PROVIDED INFORMATION
* BEGIN *
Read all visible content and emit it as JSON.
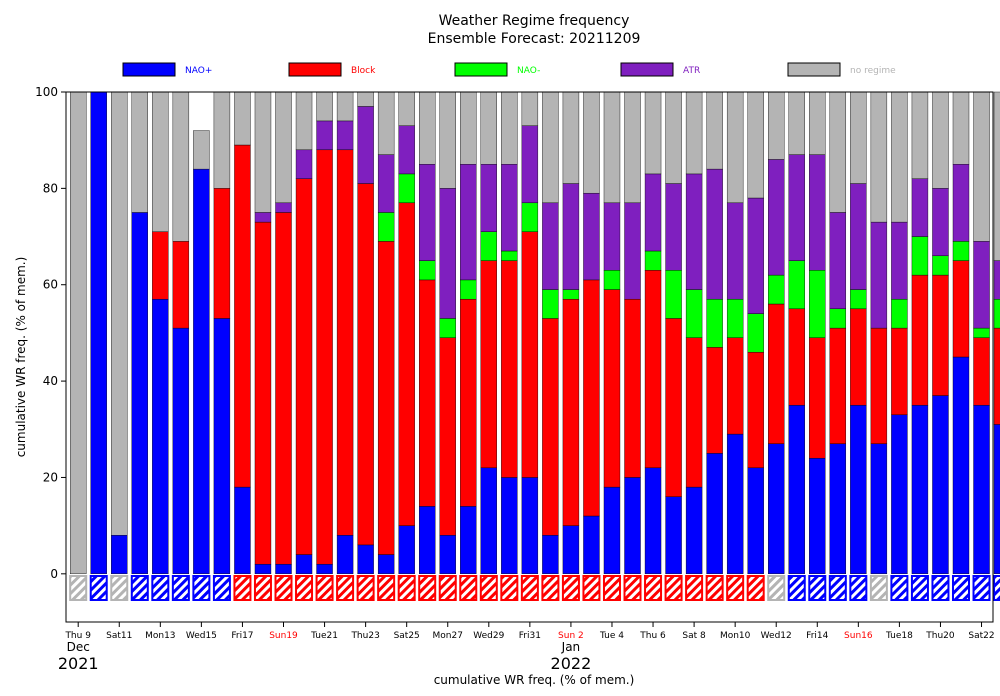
{
  "chart_data": {
    "type": "bar",
    "stacked": true,
    "title": "Weather Regime frequency",
    "subtitle": "Ensemble Forecast: 20211209",
    "ylabel": "cumulative WR freq. (% of mem.)",
    "xlabel": "cumulative WR freq. (% of mem.)",
    "ylim": [
      -10,
      100
    ],
    "yticks": [
      0,
      20,
      40,
      60,
      80,
      100
    ],
    "legend_position": "top",
    "x_ticks": [
      {
        "label": "Thu 9",
        "color": "#000000"
      },
      {
        "label": "Sat11",
        "color": "#000000"
      },
      {
        "label": "Mon13",
        "color": "#000000"
      },
      {
        "label": "Wed15",
        "color": "#000000"
      },
      {
        "label": "Fri17",
        "color": "#000000"
      },
      {
        "label": "Sun19",
        "color": "#ff0000"
      },
      {
        "label": "Tue21",
        "color": "#000000"
      },
      {
        "label": "Thu23",
        "color": "#000000"
      },
      {
        "label": "Sat25",
        "color": "#000000"
      },
      {
        "label": "Mon27",
        "color": "#000000"
      },
      {
        "label": "Wed29",
        "color": "#000000"
      },
      {
        "label": "Fri31",
        "color": "#000000"
      },
      {
        "label": "Sun 2",
        "color": "#ff0000"
      },
      {
        "label": "Tue 4",
        "color": "#000000"
      },
      {
        "label": "Thu 6",
        "color": "#000000"
      },
      {
        "label": "Sat 8",
        "color": "#000000"
      },
      {
        "label": "Mon10",
        "color": "#000000"
      },
      {
        "label": "Wed12",
        "color": "#000000"
      },
      {
        "label": "Fri14",
        "color": "#000000"
      },
      {
        "label": "Sun16",
        "color": "#ff0000"
      },
      {
        "label": "Tue18",
        "color": "#000000"
      },
      {
        "label": "Thu20",
        "color": "#000000"
      },
      {
        "label": "Sat22",
        "color": "#000000"
      }
    ],
    "month_labels": [
      {
        "month": "Dec",
        "year": "2021"
      },
      {
        "month": "Jan",
        "year": "2022"
      }
    ],
    "series": [
      {
        "name": "NAO+",
        "color": "#0000ff",
        "values": [
          0,
          100,
          8,
          75,
          57,
          51,
          84,
          53,
          18,
          2,
          2,
          4,
          2,
          8,
          6,
          4,
          10,
          14,
          8,
          14,
          22,
          20,
          20,
          8,
          10,
          12,
          18,
          20,
          22,
          16,
          18,
          25,
          29,
          22,
          27,
          35,
          24,
          27,
          35,
          27,
          33,
          35,
          37,
          45,
          35,
          31
        ]
      },
      {
        "name": "Block",
        "color": "#ff0000",
        "values": [
          0,
          0,
          0,
          0,
          14,
          18,
          0,
          27,
          71,
          71,
          73,
          78,
          86,
          80,
          75,
          65,
          67,
          47,
          41,
          43,
          43,
          45,
          51,
          45,
          47,
          49,
          41,
          37,
          41,
          37,
          31,
          22,
          20,
          24,
          29,
          20,
          25,
          24,
          20,
          24,
          18,
          27,
          25,
          20,
          14,
          20
        ]
      },
      {
        "name": "NAO-",
        "color": "#00ff00",
        "values": [
          0,
          0,
          0,
          0,
          0,
          0,
          0,
          0,
          0,
          0,
          0,
          0,
          0,
          0,
          0,
          6,
          6,
          4,
          4,
          4,
          6,
          2,
          6,
          6,
          2,
          0,
          4,
          0,
          4,
          10,
          10,
          10,
          8,
          8,
          6,
          10,
          14,
          4,
          4,
          0,
          6,
          8,
          4,
          4,
          2,
          6
        ]
      },
      {
        "name": "ATR",
        "color": "#7f1fbf",
        "values": [
          0,
          0,
          0,
          0,
          0,
          0,
          0,
          0,
          0,
          2,
          2,
          6,
          6,
          6,
          16,
          12,
          10,
          20,
          27,
          24,
          14,
          18,
          16,
          18,
          22,
          18,
          14,
          20,
          16,
          18,
          24,
          27,
          20,
          24,
          24,
          22,
          24,
          20,
          22,
          22,
          16,
          12,
          14,
          16,
          18,
          8
        ]
      },
      {
        "name": "no regime",
        "color": "#b4b4b4",
        "values": [
          100,
          0,
          92,
          25,
          29,
          31,
          8,
          20,
          11,
          25,
          23,
          12,
          6,
          6,
          3,
          13,
          7,
          15,
          20,
          15,
          15,
          15,
          7,
          23,
          19,
          21,
          23,
          23,
          17,
          19,
          17,
          16,
          23,
          22,
          14,
          13,
          13,
          25,
          19,
          27,
          27,
          18,
          20,
          15,
          31,
          35
        ]
      }
    ],
    "below_zero_indicator": {
      "description_colors": [
        "#b4b4b4",
        "#0000ff",
        "#b4b4b4",
        "#0000ff",
        "#0000ff",
        "#0000ff",
        "#0000ff",
        "#0000ff",
        "#ff0000",
        "#ff0000",
        "#ff0000",
        "#ff0000",
        "#ff0000",
        "#ff0000",
        "#ff0000",
        "#ff0000",
        "#ff0000",
        "#ff0000",
        "#ff0000",
        "#ff0000",
        "#ff0000",
        "#ff0000",
        "#ff0000",
        "#ff0000",
        "#ff0000",
        "#ff0000",
        "#ff0000",
        "#ff0000",
        "#ff0000",
        "#ff0000",
        "#ff0000",
        "#ff0000",
        "#ff0000",
        "#ff0000",
        "#b4b4b4",
        "#0000ff",
        "#0000ff",
        "#0000ff",
        "#0000ff",
        "#b4b4b4",
        "#0000ff",
        "#0000ff",
        "#0000ff",
        "#0000ff",
        "#0000ff",
        "#0000ff"
      ]
    }
  }
}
* END *
From the entries, report each line that includes the word "name".

        "name": "NAO+",
        "name": "Block",
        "name": "NAO-",
        "name": "ATR",
        "name": "no regime",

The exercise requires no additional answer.